Finally, I'd say that the best kind of character to defy authority is a protagonist who's -- you guessed it -- underestimated by the powers that be.
Yeah, you're right, it's hard to blame it entirely on neo-puritanism, because sex is enjoying a bit of a renaissance on cable TV. Onscreen, meanwhile, cultural trends and market trends have formed a perfect storm.
I should find that Pinker article. I noted before that Fort Apache might be underrated because, unlike The Searchers or Stagecoach, it praises the community over the individual.
Actually, the scene with Carl is better than mere wonton destruction. He is tasked with removing the bed of mums to plant something else (he wields a weed cutter, not a golf club) and he has turned this menial chore into a game: he acts out a fantasy that most serious golfers share - being the come-out-of-nowhere rookie hero that wins the Masters' Tournament.
I totally missed that he'd been told to remove the flowers. Not the best example then. Whoops.
"What would I do without my stuff? Would I fall, because it’s propping me up, or would I rise, because it’s weighing me down?"
Whoa. That is thought provoking.
= = = = = = =
### What to work on
Continue the film discussion past its last line. The entries that come next have nothing to do with the film discussion.
= = = = = = =
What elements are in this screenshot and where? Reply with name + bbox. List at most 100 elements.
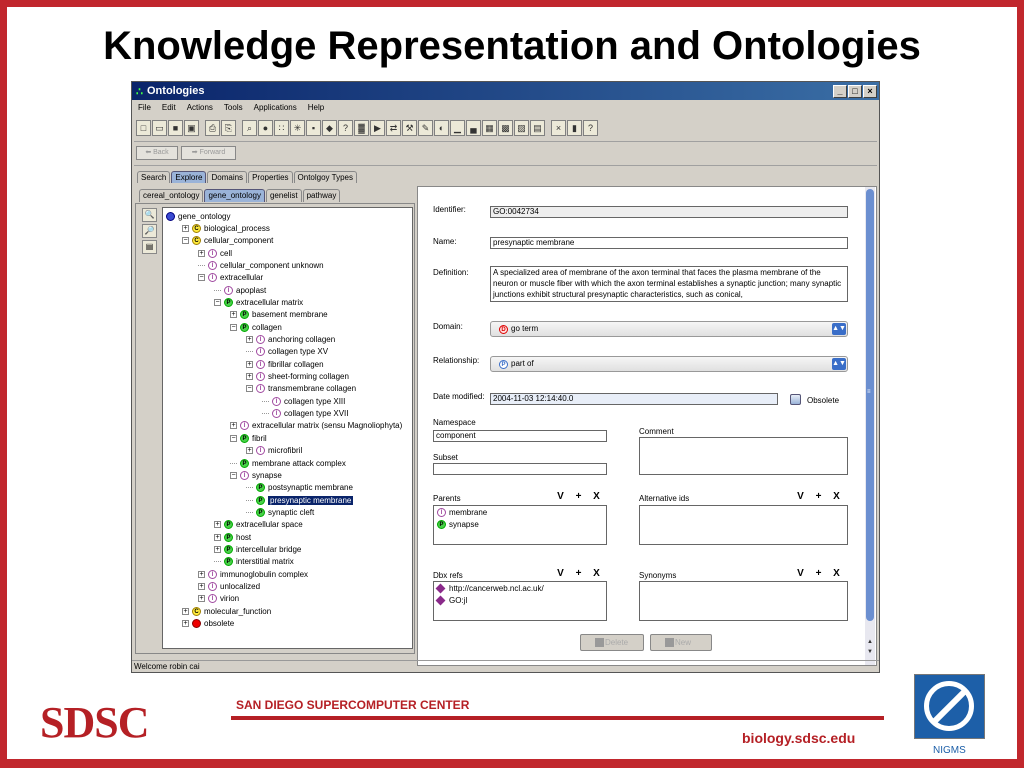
expand-icon[interactable]: +	[246, 360, 253, 368]
expand-icon[interactable]: +	[182, 607, 189, 615]
search-icon[interactable]: ⌕	[242, 120, 257, 136]
shapes-icon[interactable]: ◆	[322, 120, 337, 136]
list-item[interactable]: Imembrane	[434, 506, 606, 518]
expand-icon[interactable]: +	[182, 620, 189, 628]
parents-list[interactable]: Imembrane Psynapse	[433, 505, 607, 545]
add-icon[interactable]: +	[572, 492, 585, 503]
domain-select[interactable]: D go term ▲▼	[490, 321, 848, 337]
tab-domains[interactable]: Domains	[207, 171, 248, 183]
tree-node[interactable]: Iapoplast	[214, 284, 266, 296]
collapse-icon[interactable]: −	[230, 434, 237, 442]
find-next-icon[interactable]: 🔎	[142, 224, 157, 238]
tree-node[interactable]: Icellular_component unknown	[198, 259, 324, 271]
ontology-tree[interactable]: gene_ontology + Cbiological_process − Ccellu…	[162, 207, 413, 649]
bookmark-icon[interactable]: ▮	[567, 120, 582, 136]
tree-node[interactable]: Pmembrane attack complex	[230, 457, 346, 469]
expand-icon[interactable]: +	[214, 533, 221, 541]
find-icon[interactable]: 🔍	[142, 208, 157, 222]
comment-field[interactable]	[639, 437, 848, 475]
expand-icon[interactable]: +	[198, 595, 205, 603]
name-field[interactable]: presynaptic membrane	[490, 237, 848, 249]
subset-field[interactable]	[433, 463, 607, 475]
remove-icon[interactable]: X	[590, 492, 603, 503]
collapse-icon[interactable]: −	[182, 237, 189, 245]
tree-node[interactable]: Psynaptic cleft	[246, 506, 314, 518]
expand-icon[interactable]: +	[246, 336, 253, 343]
footer-url[interactable]: biology.sdsc.edu	[742, 730, 855, 746]
scroll-down-icon[interactable]: ▼	[865, 649, 875, 657]
import-icon[interactable]: ▶	[370, 120, 385, 136]
collapse-icon[interactable]: −	[230, 471, 237, 479]
new-button[interactable]: New	[650, 634, 712, 651]
open-icon[interactable]: ▭	[152, 120, 167, 136]
remove-icon[interactable]: X	[830, 492, 843, 503]
expand-icon[interactable]: +	[198, 583, 205, 590]
image-icon[interactable]: ▨	[514, 120, 529, 136]
tree-icon[interactable]: ∷	[274, 120, 289, 136]
tree-node[interactable]: − Pcollagen	[230, 321, 282, 333]
tools-icon[interactable]: ⚒	[402, 120, 417, 136]
forward-button[interactable]: ➡ Forward	[181, 146, 236, 160]
expand-icon[interactable]: +	[198, 570, 205, 578]
expand-icon[interactable]: +	[230, 422, 237, 430]
back-button[interactable]: ⬅ Back	[136, 146, 178, 160]
chart-icon[interactable]: ▓	[354, 120, 369, 136]
tree-node[interactable]: + Isheet-forming collagen	[246, 371, 349, 383]
tree-node[interactable]: + Icell	[198, 247, 232, 259]
collapse-icon[interactable]: −	[230, 323, 237, 331]
document-icon[interactable]: ▤	[142, 240, 157, 254]
namespace-field[interactable]: component	[433, 430, 607, 442]
tree-node[interactable]: + Iunlocalized	[198, 581, 260, 593]
expand-icon[interactable]: +	[182, 224, 189, 232]
close-window-button[interactable]: ×	[863, 84, 877, 98]
tree-node[interactable]: + Cbiological_process	[182, 222, 270, 234]
expand-icon[interactable]: +	[230, 311, 237, 319]
identifier-field[interactable]: GO:0042734	[490, 206, 848, 218]
doc-icon[interactable]: ▤	[530, 120, 545, 136]
network-icon[interactable]: ✳	[290, 120, 305, 136]
tree-node[interactable]: Pinterstitial matrix	[214, 556, 294, 568]
terms-icon[interactable]: ◐	[434, 120, 449, 136]
new-icon[interactable]: □	[136, 120, 151, 136]
menu-edit[interactable]: Edit	[162, 103, 176, 112]
collapse-icon[interactable]: −	[246, 385, 253, 393]
definition-field[interactable]: A specialized area of membrane of the ax…	[490, 266, 848, 302]
add-icon[interactable]: +	[572, 569, 585, 580]
tab-ontolgoy-types[interactable]: Ontolgoy Types	[293, 171, 357, 183]
menu-help[interactable]: Help	[308, 103, 324, 112]
ontology-tab-pathway[interactable]: pathway	[302, 189, 341, 202]
synonyms-list[interactable]	[639, 581, 848, 621]
tree-node[interactable]: + Cmolecular_function	[182, 605, 271, 617]
delete-button[interactable]: Delete	[580, 634, 644, 651]
detail-scrollbar[interactable]: ≡ ▲ ▼	[865, 187, 875, 665]
export-icon[interactable]: ⇄	[386, 120, 401, 136]
tree-node[interactable]: Icollagen type XV	[246, 346, 328, 358]
hierarchy-icon[interactable]: ▪	[306, 120, 321, 136]
collapse-icon[interactable]: −	[214, 298, 221, 306]
chart2-icon[interactable]: ▁	[450, 120, 465, 136]
tree-node[interactable]: − Iextracellular	[198, 272, 263, 284]
tree-node[interactable]: − Itransmembrane collagen	[246, 383, 356, 395]
tree-node[interactable]: + obsolete	[182, 618, 234, 630]
globe-icon[interactable]: ●	[258, 120, 273, 136]
list-item[interactable]: GO:jl	[434, 594, 606, 606]
remove-icon[interactable]: X	[830, 569, 843, 580]
tree-node[interactable]: − Isynapse	[230, 469, 282, 481]
tree-node[interactable]: + Pintercellular bridge	[214, 543, 301, 555]
select-icon[interactable]: V	[554, 569, 567, 580]
chart3-icon[interactable]: ▄	[466, 120, 481, 136]
expand-icon[interactable]: +	[214, 521, 221, 529]
select-icon[interactable]: V	[794, 492, 807, 503]
tree-node[interactable]: − Pextracellular matrix	[214, 296, 303, 308]
tree-node[interactable]: Icollagen type XVII	[262, 408, 348, 420]
tree-node[interactable]: Ppostsynaptic membrane	[246, 482, 353, 494]
expand-icon[interactable]: +	[198, 249, 205, 257]
menu-applications[interactable]: Applications	[254, 103, 297, 112]
add-icon[interactable]: +	[812, 569, 825, 580]
select-icon[interactable]: V	[794, 569, 807, 580]
list-item[interactable]: http://cancerweb.ncl.ac.uk/	[434, 582, 606, 594]
menu-file[interactable]: File	[138, 103, 151, 112]
ontology-tab-cereal-ontology[interactable]: cereal_ontology	[139, 189, 204, 202]
tree-node[interactable]: + Phost	[214, 531, 251, 543]
tree-node[interactable]: + Pbasement membrane	[230, 309, 328, 321]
= = = = = = =
### The reply
[Aware I sound shallow perhaps that I haven't thought of it like that before.]
Have you seen Cloud Atlas? Would love to know what you think about that movie. With those it connected with (myself included) it feels like it's resonating as a kind of new myth. Rather than defy authority alone to destroy, defy authority together and create. A meta-narrative that holds up the myth of the American individual and says "nope, wrong way to go about things." I wonder if that's part of why the audience response was so divisive.
This was a really interesting post, thanks.
I doubt I'll make it to see it in the theater, but I'll probably get a screener and see it then. You make it sound like my kind of movie, (though many of the more acidic reviews make it sound like not-my-kind-of-movie). The clash of solidarity vs. individualism is a great good vs. good theme that is too little explored.